Data items
** Begin **
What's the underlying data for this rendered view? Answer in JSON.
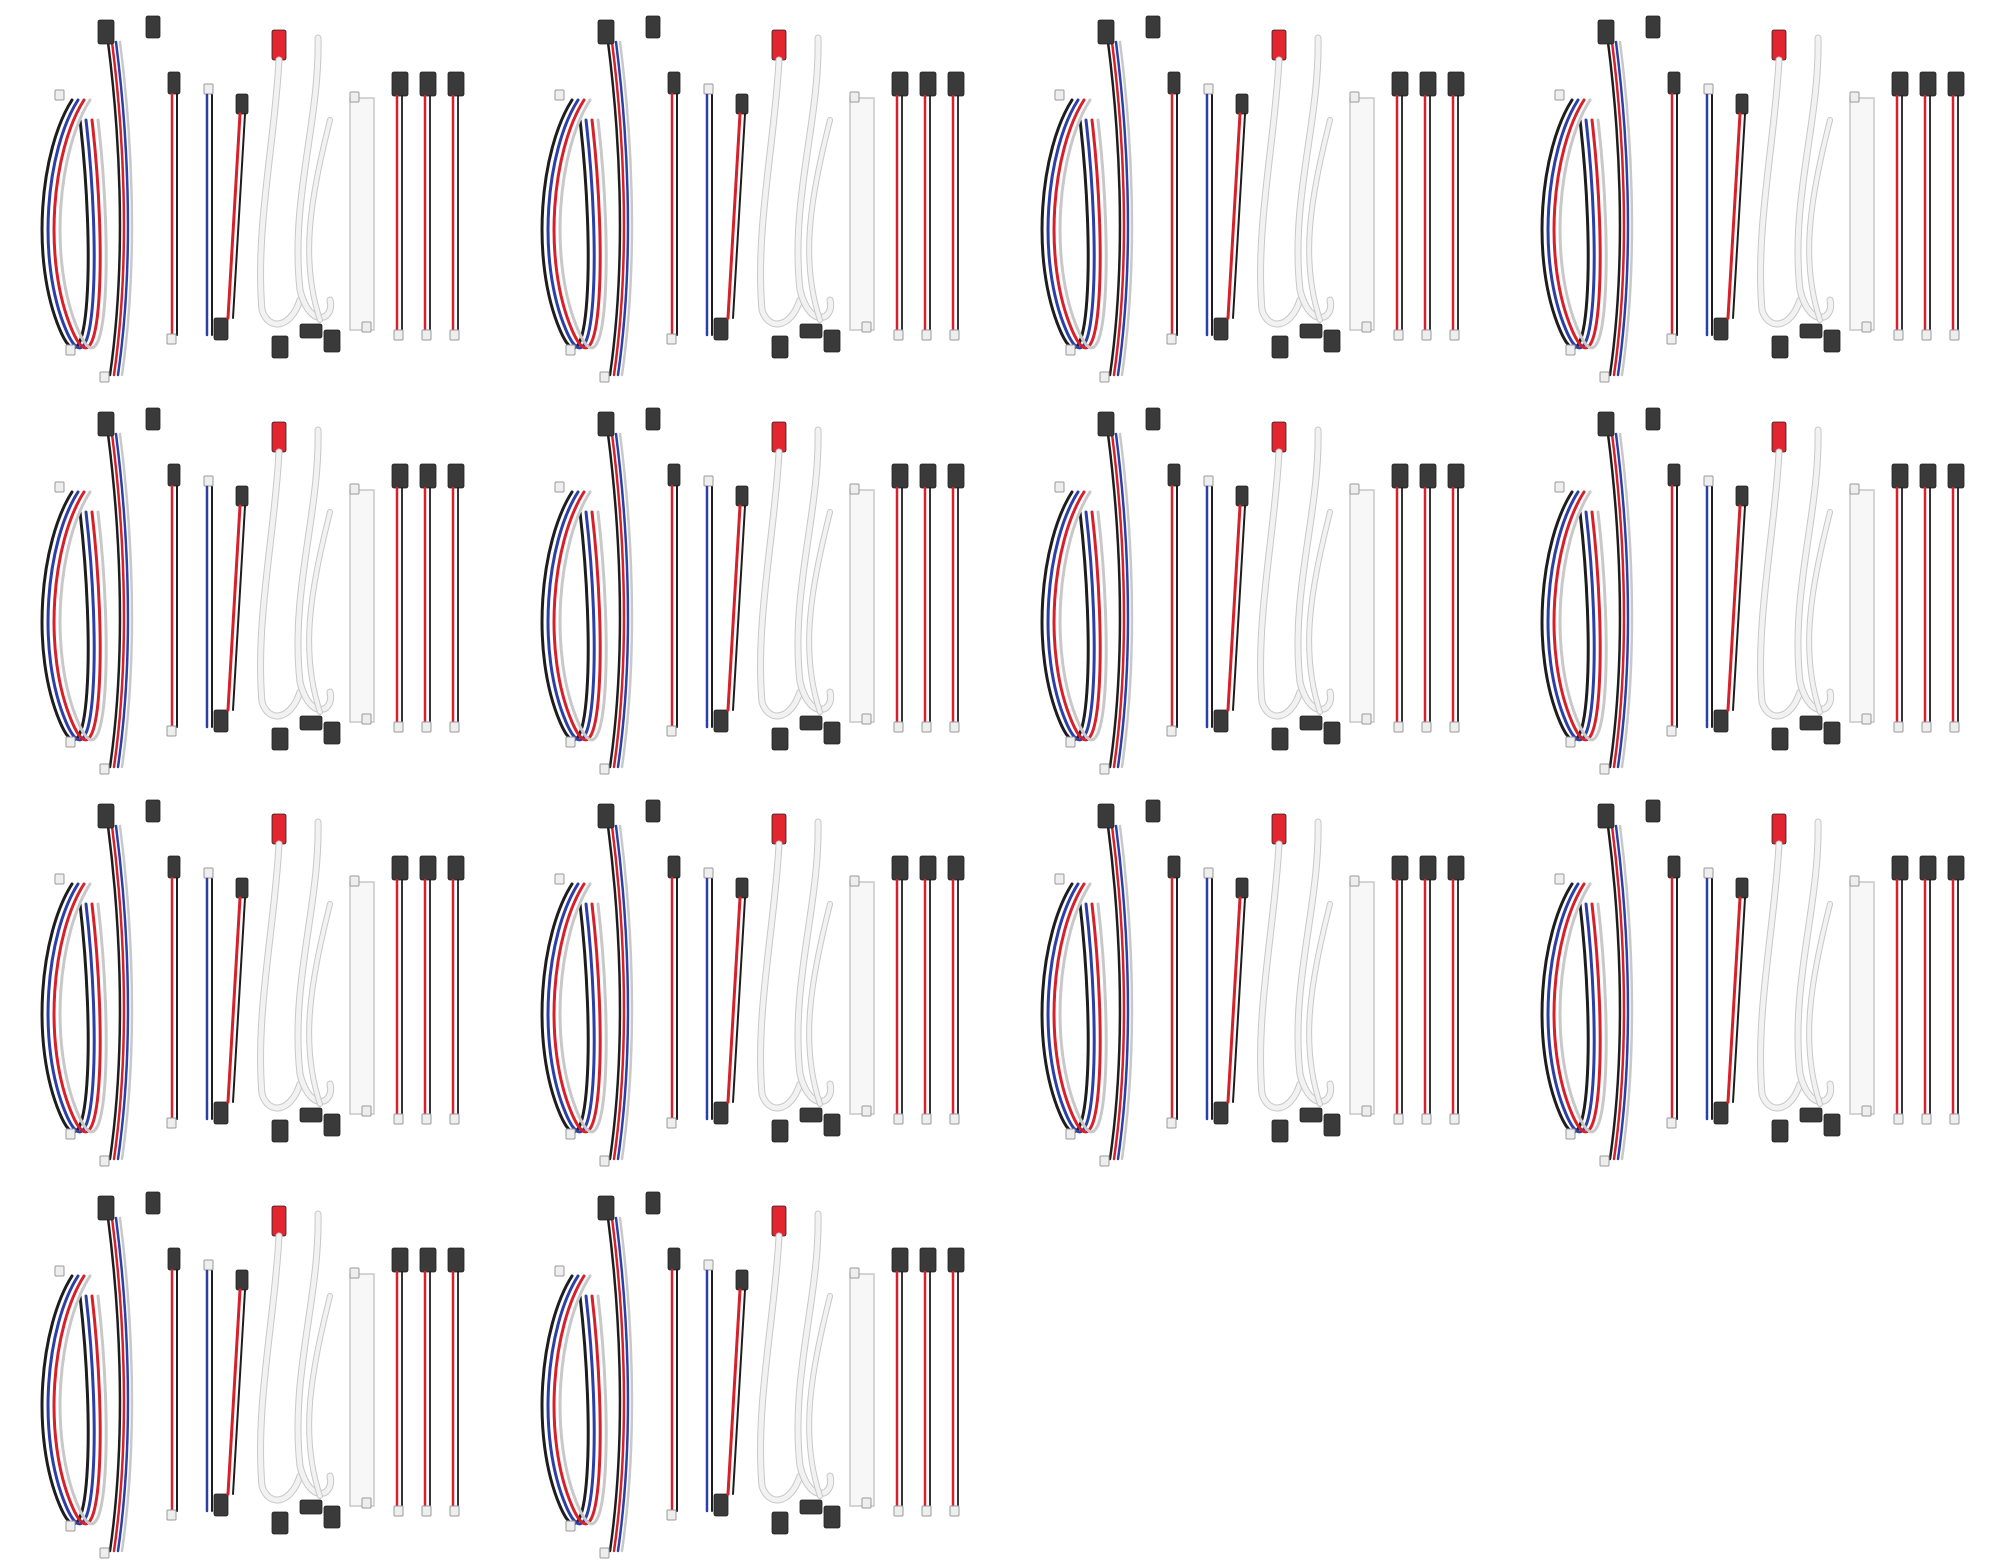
{
  "image": {
    "background_color": "#ffffff",
    "subject": "cable-set",
    "tile_count": 14,
    "tiles_per_row": [
      4,
      4,
      4,
      2
    ],
    "wire_colors": {
      "red": "#d8202a",
      "black": "#1d1d1d",
      "blue": "#2b3fa8",
      "white": "#f2f2f2",
      "white_outline": "#c8c8c8",
      "connector_dark": "#3a3a3a",
      "connector_red": "#e3252f",
      "connector_white": "#eeeeee"
    },
    "icons": [
      "cable-icon",
      "servo-connector-icon",
      "jst-connector-icon",
      "ribbon-cable-icon"
    ]
  }
}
** End **
#### To be done
In this exercise, set down all of the data exactly, without the pictures.

#### Answer to this task
What's the underlying data for this rendered view? Answer in JSON.
{
  "image": {
    "background_color": "#ffffff",
    "subject": "cable-set",
    "tile_count": 14,
    "tiles_per_row": [
      4,
      4,
      4,
      2
    ],
    "wire_colors": {
      "red": "#d8202a",
      "black": "#1d1d1d",
      "blue": "#2b3fa8",
      "white": "#f2f2f2",
      "white_outline": "#c8c8c8",
      "connector_dark": "#3a3a3a",
      "connector_red": "#e3252f",
      "connector_white": "#eeeeee"
    },
    "icons": [
      "cable-icon",
      "servo-connector-icon",
      "jst-connector-icon",
      "ribbon-cable-icon"
    ]
  }
}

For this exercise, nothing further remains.